[Stored items]
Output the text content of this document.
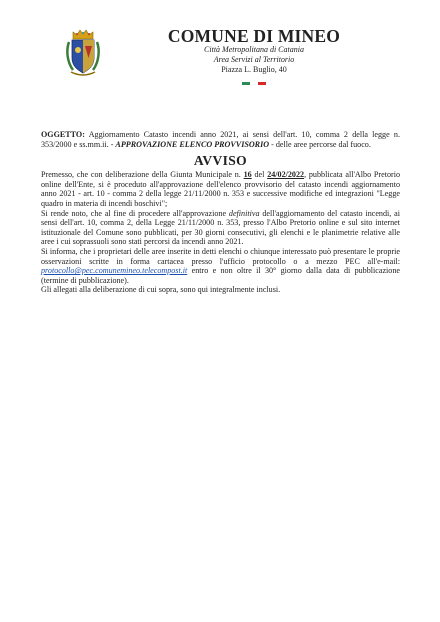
COMUNE DI MINEO
Città Metropolitana di Catania
Area Servizi al Territorio
Piazza L. Buglio, 40

OGGETTO: Aggiornamento Catasto incendi anno 2021, ai sensi dell'art. 10, comma 2 della legge n. 353/2000 e ss.mm.ii. - APPROVAZIONE ELENCO PROVVISORIO - delle aree percorse dal fuoco.

AVVISO

Premesso, che con deliberazione della Giunta Municipale n. 16 del 24/02/2022, pubblicata all'Albo Pretorio online dell'Ente, si è proceduto all'approvazione dell'elenco provvisorio del catasto incendi aggiornamento anno 2021 - art. 10 - comma 2 della legge 21/11/2000 n. 353 e successive modifiche ed integrazioni "Legge quadro in materia di incendi boschivi";

Si rende noto, che al fine di procedere all'approvazione definitiva dell'aggiornamento del catasto incendi, ai sensi dell'art. 10, comma 2, della Legge 21/11/2000 n. 353, presso l'Albo Pretorio online e sul sito internet istituzionale del Comune sono pubblicati, per 30 giorni consecutivi, gli elenchi e le planimetrie relative alle aree i cui soprassuoli sono stati percorsi da incendi anno 2021.

Si informa, che i proprietari delle aree inserite in detti elenchi o chiunque interessato può presentare le proprie osservazioni scritte in forma cartacea presso l'ufficio protocollo o a mezzo PEC all'e-mail: protocollo@pec.comunemineo.telecompost.it entro e non oltre il 30° giorno dalla data di pubblicazione (termine di pubblicazione).

Gli allegati alla deliberazione di cui sopra, sono qui integralmente inclusi.
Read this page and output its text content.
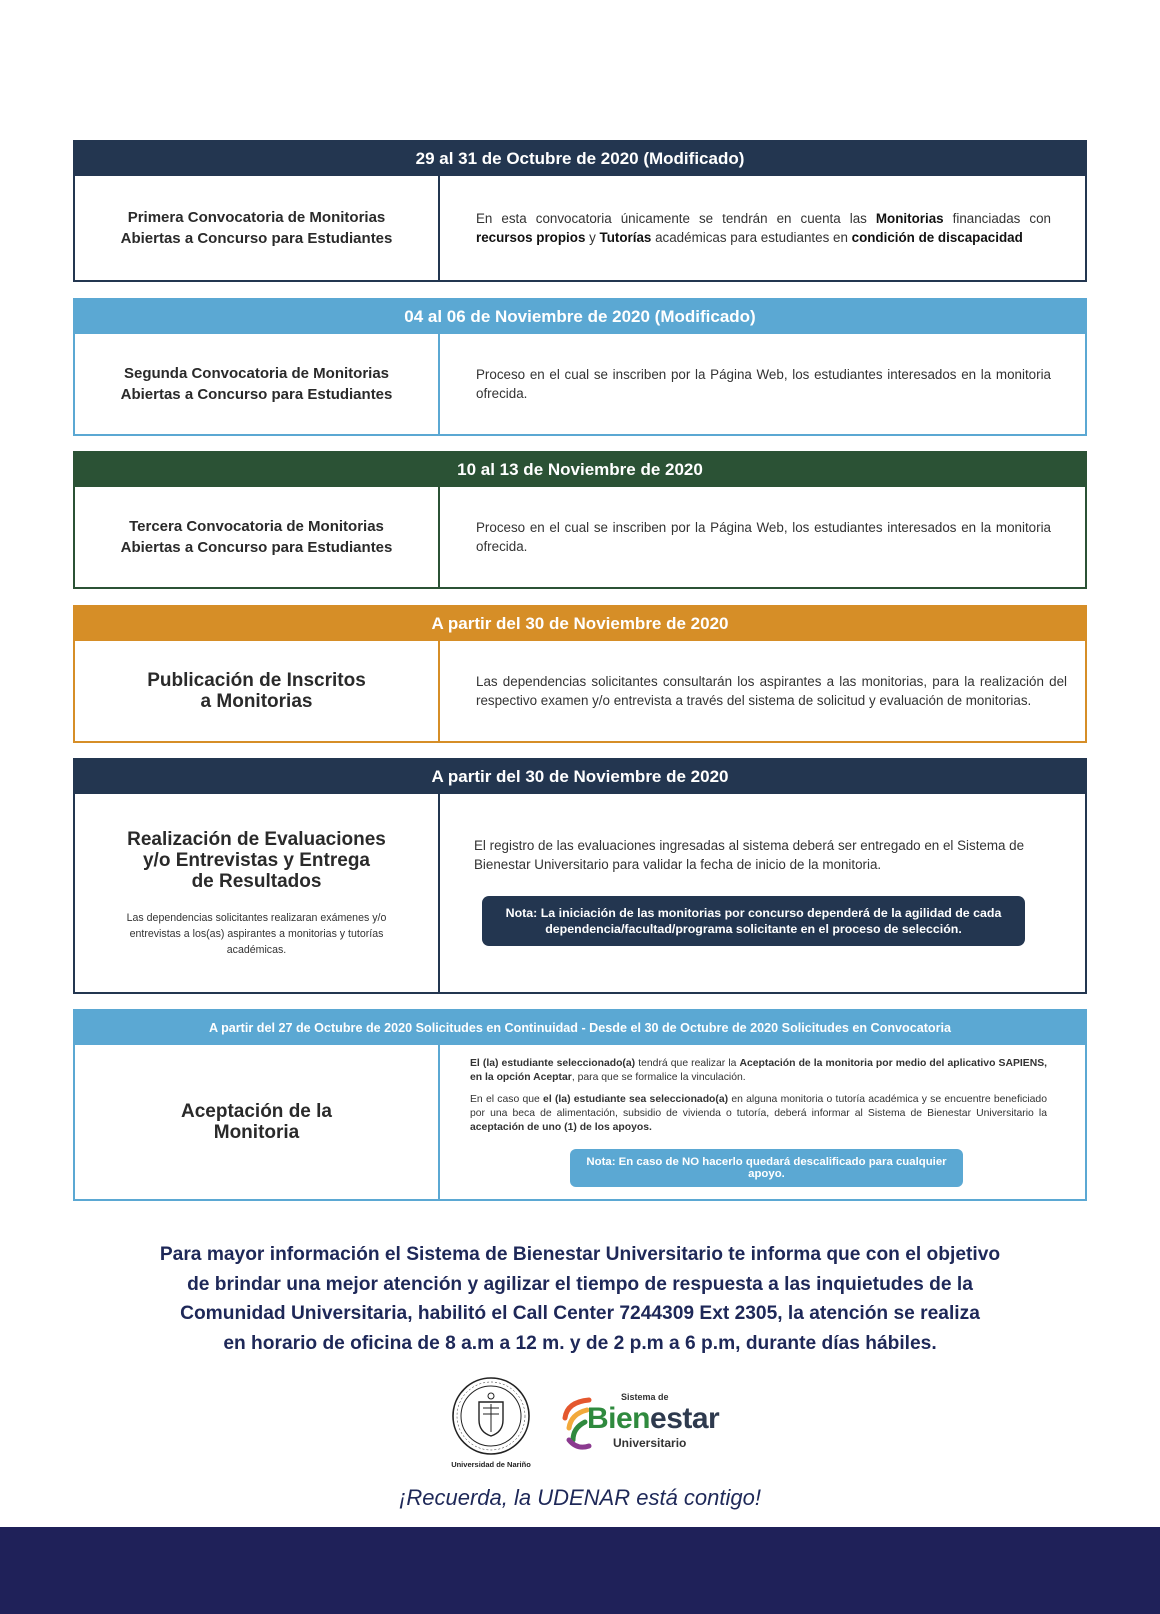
29 al 31 de Octubre de 2020 (Modificado)
Primera Convocatoria de Monitorias
Abiertas a Concurso para Estudiantes

En esta convocatoria únicamente se tendrán en cuenta las Monitorias financiadas con recursos propios y Tutorías académicas para estudiantes en condición de discapacidad

04 al 06 de Noviembre de 2020 (Modificado)
Segunda Convocatoria de Monitorias
Abiertas a Concurso para Estudiantes

Proceso en el cual se inscriben por la Página Web, los estudiantes interesados en la monitoria ofrecida.

10 al 13 de Noviembre de 2020
Tercera Convocatoria de Monitorias
Abiertas a Concurso para Estudiantes

Proceso en el cual se inscriben por la Página Web, los estudiantes interesados en la monitoria ofrecida.

A partir del 30 de Noviembre de 2020
Publicación de Inscritos
a Monitorias

Las dependencias solicitantes consultarán los aspirantes a las monitorias, para la realización del respectivo examen y/o entrevista a través del sistema de solicitud y evaluación de monitorias.

A partir del 30 de Noviembre de 2020
Realización de Evaluaciones
y/o Entrevistas y Entrega
de Resultados

Las dependencias solicitantes realizaran exámenes y/o entrevistas a los(as) aspirantes a monitorias y tutorías académicas.

El registro de las evaluaciones ingresadas al sistema deberá ser entregado en el Sistema de Bienestar Universitario para validar la fecha de inicio de la monitoria.

Nota: La iniciación de las monitorias por concurso dependerá de la agilidad de cada dependencia/facultad/programa solicitante en el proceso de selección.
A partir del 27 de Octubre de 2020 Solicitudes en Continuidad - Desde el 30 de Octubre de 2020 Solicitudes en Convocatoria
Aceptación de la
Monitoria

El (la) estudiante seleccionado(a) tendrá que realizar la Aceptación de la monitoria por medio del aplicativo SAPIENS, en la opción Aceptar, para que se formalice la vinculación.

En el caso que el (la) estudiante sea seleccionado(a) en alguna monitoria o tutoría académica y se encuentre beneficiado por una beca de alimentación, subsidio de vivienda o tutoría, deberá informar al Sistema de Bienestar Universitario la aceptación de uno (1) de los apoyos.

Nota: En caso de NO hacerlo quedará descalificado para cualquier apoyo.
Para mayor información el Sistema de Bienestar Universitario te informa que con el objetivo
de brindar una mejor atención y agilizar el tiempo de respuesta a las inquietudes de la
Comunidad Universitaria, habilitó el Call Center 7244309 Ext 2305, la atención se realiza
en horario de oficina de 8 a.m a 12 m. y de 2 p.m a 6 p.m, durante días hábiles.
Universidad de Nariño
Sistema de
Bienestar
Universitario
¡Recuerda, la UDENAR está contigo!
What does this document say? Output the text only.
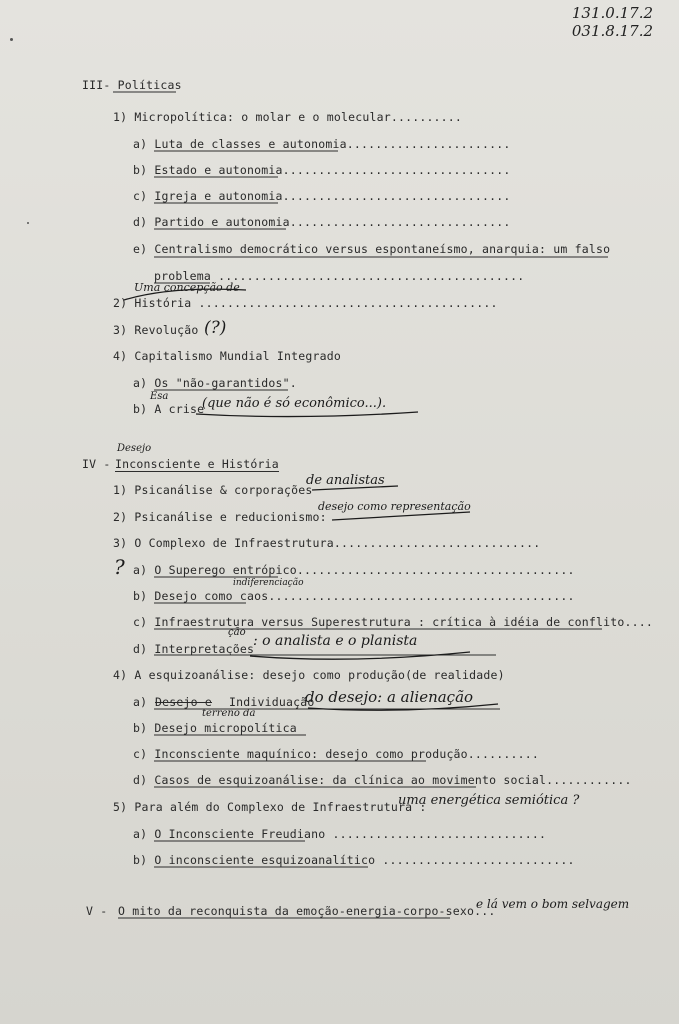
131.0.17.2
031.8.17.2
III- Políticas
1) Micropolítica: o molar e o molecular..........
a) Luta de classes e autonomia.......................
b) Estado e autonomia................................
c) Igreja e autonomia................................
d) Partido e autonomia...............................
e) Centralismo democrático versus espontaneísmo, anarquia: um falso
problema ...........................................
Uma concepção de
2) História ..........................................
3) Revolução (?)
4) Capitalismo Mundial Integrado
a) Os "não-garantidos".
Esa
b) A crise
(que não é só econômico...).
Desejo
IV - Inconsciente e História
1) Psicanálise & corporações
de analistas
2) Psicanálise e reducionismo:
desejo como representação
3) O Complexo de Infraestrutura.............................
? a) O Superego entrópico.......................................
indiferenciação
b) Desejo como caos...........................................
c) Infraestrutura versus Superestrutura : crítica à idéia de conflito....
ção
d) Interpretações
: o analista e o planista
4) A esquizoanálise: desejo como produção(de realidade)
a) Desejo e Individuação
do desejo: a alienação
terreno da
b) Desejo micropolítica
c) Inconsciente maquínico: desejo como produção..........
d) Casos de esquizoanálise: da clínica ao movimento social............
5) Para além do Complexo de Infraestrutura :
uma energética semiótica ?
a) O Inconsciente Freudiano ..............................
b) O inconsciente esquizoanalítico ...........................
V - O mito da reconquista da emoção-energia-corpo-sexo...
e lá vem o bom selvagem
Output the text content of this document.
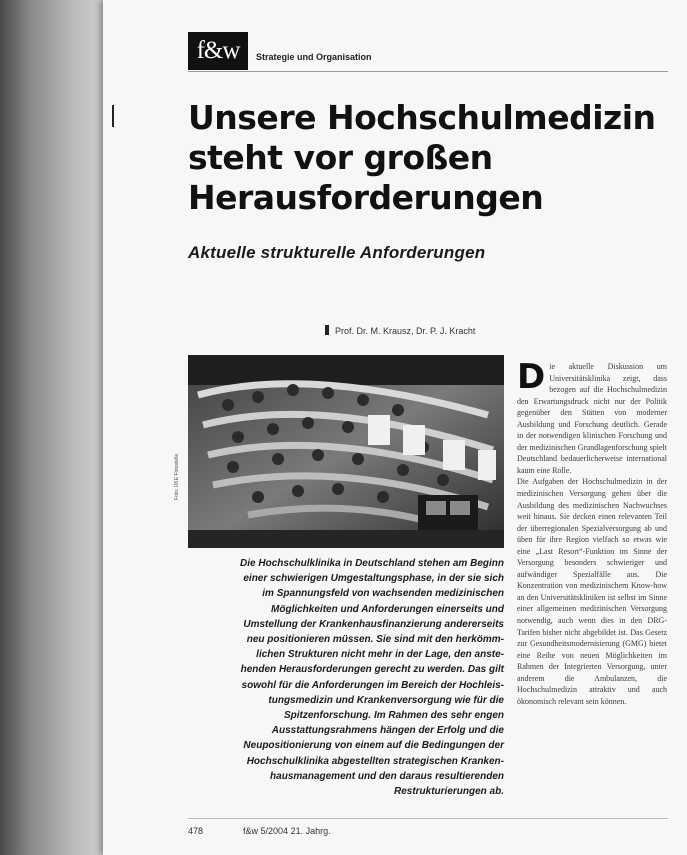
f&w	Strategie und Organisation
Unsere Hochschulmedizin
steht vor großen
Herausforderungen
Aktuelle strukturelle Anforderungen
Prof. Dr. M. Krausz, Dr. P. J. Kracht
Foto: UKE Fotostelle

Die Hochschulklinika in Deutschland stehen am Beginn
einer schwierigen Umgestaltungsphase, in der sie sich
im Spannungsfeld von wachsenden medizinischen
Möglichkeiten und Anforderungen einerseits und
Umstellung der Krankenhausfinanzierung andererseits
neu positionieren müssen. Sie sind mit den herkömm-
lichen Strukturen nicht mehr in der Lage, den anste-
henden Herausforderungen gerecht zu werden. Das gilt
sowohl für die Anforderungen im Bereich der Hochleis-
tungsmedizin und Krankenversorgung wie für die
Spitzenforschung. Im Rahmen des sehr engen
Ausstattungsrahmens hängen der Erfolg und die
Neupositionierung von einem auf die Bedingungen der
Hochschulklinika abgestellten strategischen Kranken-
hausmanagement und den daraus resultierenden
Restrukturierungen ab.

Die aktuelle Diskussion um Universitätsklinika zeigt, dass bezogen auf die Hochschulmedizin den Erwartungsdruck nicht nur der Politik gegenüber den Stätten von moderner Ausbildung und Forschung deutlich. Gerade in der notwendigen klinischen Forschung und der medizinischen Grundlagenforschung spielt Deutschland bedauerlicherweise international kaum eine Rolle.
Die Aufgaben der Hochschulmedizin in der medizinischen Versorgung gehen über die Ausbildung des medizinischen Nachwuchses weit hinaus. Sie decken einen relevanten Teil der überregionalen Spezialversorgung ab und üben für ihre Region vielfach so etwas wie eine „Last Resort“-Funktion im Sinne der Versorgung besonders schwieriger und aufwändiger Spezialfälle aus. Die Konzentration von medizinischem Know-how an den Universitätskliniken ist selbst im Sinne einer allgemeinen medizinischen Versorgung notwendig, auch wenn dies in den DRG-Tarifen bisher nicht abgebildet ist. Das Gesetz zur Gesundheitsmodernisierung (GMG) bietet eine Reihe von neuen Möglichkeiten im Rahmen der Integrierten Versorgung, unter anderem die Ambulanzen, die Hochschulmedizin attraktiv und auch ökonomisch relevant sein können.
478	f&w 5/2004 21. Jahrg.
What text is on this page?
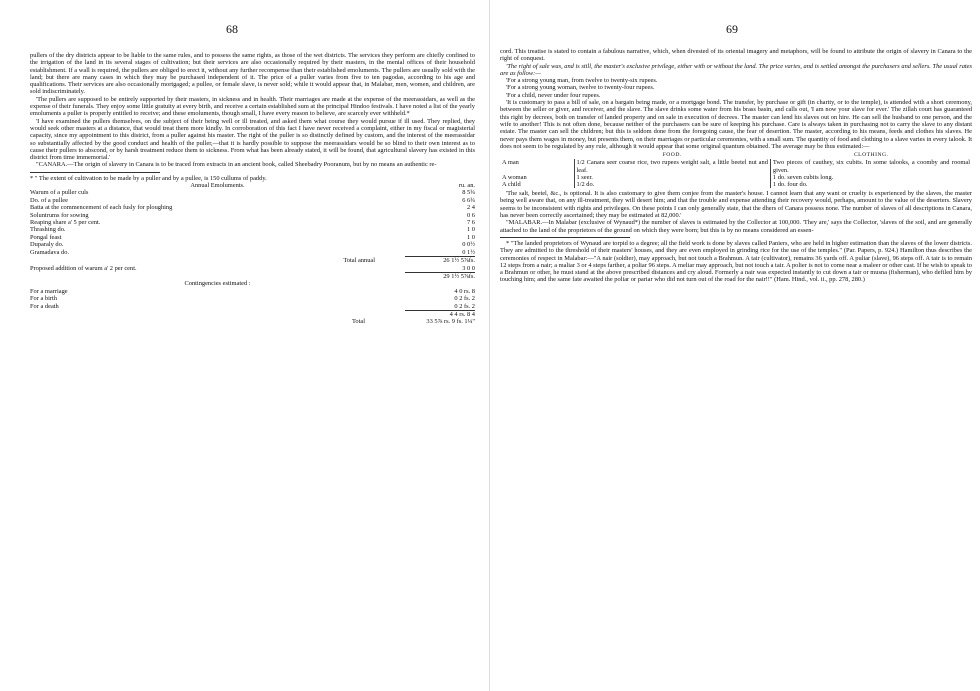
68

pullers of the dry districts appear to be liable to the same rules, and to possess the same rights, as those of the wet districts. The services they perform are chiefly confined to the irrigation of the land in its several stages of cultivation; but their services are also occasionally required by their masters, in the menial offices of their household establishment. If a wall is required, the pullers are obliged to erect it, without any further recompense than their established emoluments. The pullers are usually sold with the land; but there are many cases in which they may be purchased independent of it. The price of a puller varies from five to ten pagodas, according to his age and qualifications. Their services are also occasionally mortgaged; a pullee, or female slave, is never sold; while it would appear that, in Malabar, men, women, and children, are sold indiscriminately.

'The pullers are supposed to be entirely supported by their masters, in sickness and in health. Their marriages are made at the expense of the meerassidars, as well as the expense of their funerals. They enjoy some little gratuity at every birth, and receive a certain established sum at the principal Hindoo festivals. I have noted a list of the yearly emoluments a puller is properly entitled to receive; and these emoluments, though small, I have every reason to believe, are scarcely ever withheld.*

'I have examined the pullers themselves, on the subject of their being well or ill treated, and asked them what course they would pursue if ill used. They replied, they would seek other masters at a distance, that would treat them more kindly. In corroboration of this fact I have never received a complaint, either in my fiscal or magisterial capacity, since my appointment to this district, from a puller against his master. The right of the puller is so distinctly defined by custom, and the interest of the meerassidar so substantially affected by the good conduct and health of the puller,—that it is hardly possible to suppose the meerassidars would be so blind to their own interest as to cause their pullers to abscond, or by harsh treatment reduce them to sickness. From what has been already stated, it will be found, that agricultural slavery has existed in this district from time immemorial.'

"CANARA.—The origin of slavery in Canara is to be traced from extracts in an ancient book, called Sheebadry Pooranum, but by no means an authentic re-

* " The extent of cultivation to be made by a puller and by a pullee, is 150 cullums of paddy.

Annual Emoluments.	ru. an.
Warum of a puller culs	8 5¾
Do. of a pullee	6 6¾
Batta at the commencement of each fusly for ploughing	2 4
Soluntrums for sowing	0 6
Reaping share a' 5 per cent.	7 6
Thrashing do.	1 0
Pongal feast	1 0
Duparaly do.	0 0½
Gramadava do.	0 1½
Total annual	26 1½ 5⅞fs.
Proposed addition of warum a' 2 per cent.	3 0 0
	29 1½ 5⅞fs.
Contingencies estimated :	
For a marriage	4 0 rs. 8
For a birth	0 2 fs. 2
For a death	0 2 fs. 2
	4 4 rs. 8 4
Total	33 5⅞ rs. 9 fs. 1¼"
69

cord. This treatise is stated to contain a fabulous narrative, which, when divested of its oriental imagery and metaphors, will be found to attribute the origin of slavery in Canara to the right of conquest.

'The right of sale was, and is still, the master's exclusive privilege, either with or without the land. The price varies, and is settled amongst the purchasers and sellers. The usual rates are as follow:—

'For a strong young man, from twelve to twenty-six rupees.

'For a strong young woman, twelve to twenty-four rupees.

'For a child, never under four rupees.

'It is customary to pass a bill of sale, on a bargain being made, or a mortgage bond. The transfer, by purchase or gift (in charity, or to the temple), is attended with a short ceremony, between the seller or giver, and receiver, and the slave. The slave drinks some water from his brass basin, and calls out, 'I am now your slave for ever.' The zillah court has guaranteed this right by decrees, both on transfer of landed property and on sale in execution of decrees. The master can lend his slaves out on hire. He can sell the husband to one person, and the wife to another! This is not often done, because neither of the purchasers can be sure of keeping his purchase. Care is always taken in purchasing not to carry the slave to any distant estate. The master can sell the children; but this is seldom done from the foregoing cause, the fear of desertion. The master, according to his means, feeds and clothes his slaves. He never pays them wages in money, but presents them, on their marriages or particular ceremonies, with a small sum. The quantity of food and clothing to a slave varies in every talook. It does not seem to be regulated by any rule, although it would appear that some original quantum obtained. The average may be thus estimated:—

	FOOD.	CLOTHING.
A man	1/2 Canara seer coarse rice, two rupees weight salt, a little beetel nut and leaf.	Two pieces of cauthey, six cubits. In some talooks, a coomby and roomal given.
A woman	1 seer.	1 do. seven cubits long.
A child	1/2 do.	1 do. four do.

'The salt, beetel, &c., is optional. It is also customary to give them conjee from the master's house. I cannot learn that any want or cruelty is experienced by the slaves, the master being well aware that, on any ill-treatment, they will desert him; and that the trouble and expense attending their recovery would, perhaps, amount to the value of the deserters. Slavery seems to be inconsistent with rights and privileges. On these points I can only generally state, that the dhers of Canara possess none. The number of slaves of all descriptions in Canara, has never been correctly ascertained; they may be estimated at 82,000.'

"MALABAR.—In Malabar (exclusive of Wynaud*) the number of slaves is estimated by the Collector at 100,000. 'They are,' says the Collector, 'slaves of the soil, and are generally attached to the land of the proprietors of the ground on which they were born; but this is by no means considered an essen-

* "The landed proprietors of Wynaud are torpid to a degree; all the field work is done by slaves called Paniers, who are held in higher estimation than the slaves of the lower districts. They are admitted to the threshold of their masters' houses, and they are even employed in grinding rice for the use of the temples." (Par. Papers, p. 924.) Hamilton thus describes the ceremonies of respect in Malabar:—"A nair (soldier), may approach, but not touch a Brahmun. A tair (cultivator), remains 36 yards off. A puliar (slave), 96 steps off. A tair is to remain 12 steps from a nair; a maliar 3 or 4 steps farther, a poliar 96 steps. A meliar may approach, but not touch a tair. A polier is not to come near a maleer or other cast. If he wish to speak to a Brahmun or other, he must stand at the above prescribed distances and cry aloud. Formerly a nair was expected instantly to cut down a tair or musna (fisherman), who defiled him by touching him; and the same fate awaited the poliar or pariar who did not turn out of the road for the nair!!" (Ham. Hind., vol. ii., pp. 278, 280.)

__Exercise brief__
List the lines of the material in which the word "dependencias" occurs.

__In response__
Las dependencias solicitantes consultarán los aspirantes a las monitorias, para la realización del respectivo examen y/o entrevista a través del sistema de solicitud y evaluación de monitorias.
Las dependencias solicitantes realizaran exámenes y/o entrevistas a los(as) aspirantes a monitorias y tutorías académicas.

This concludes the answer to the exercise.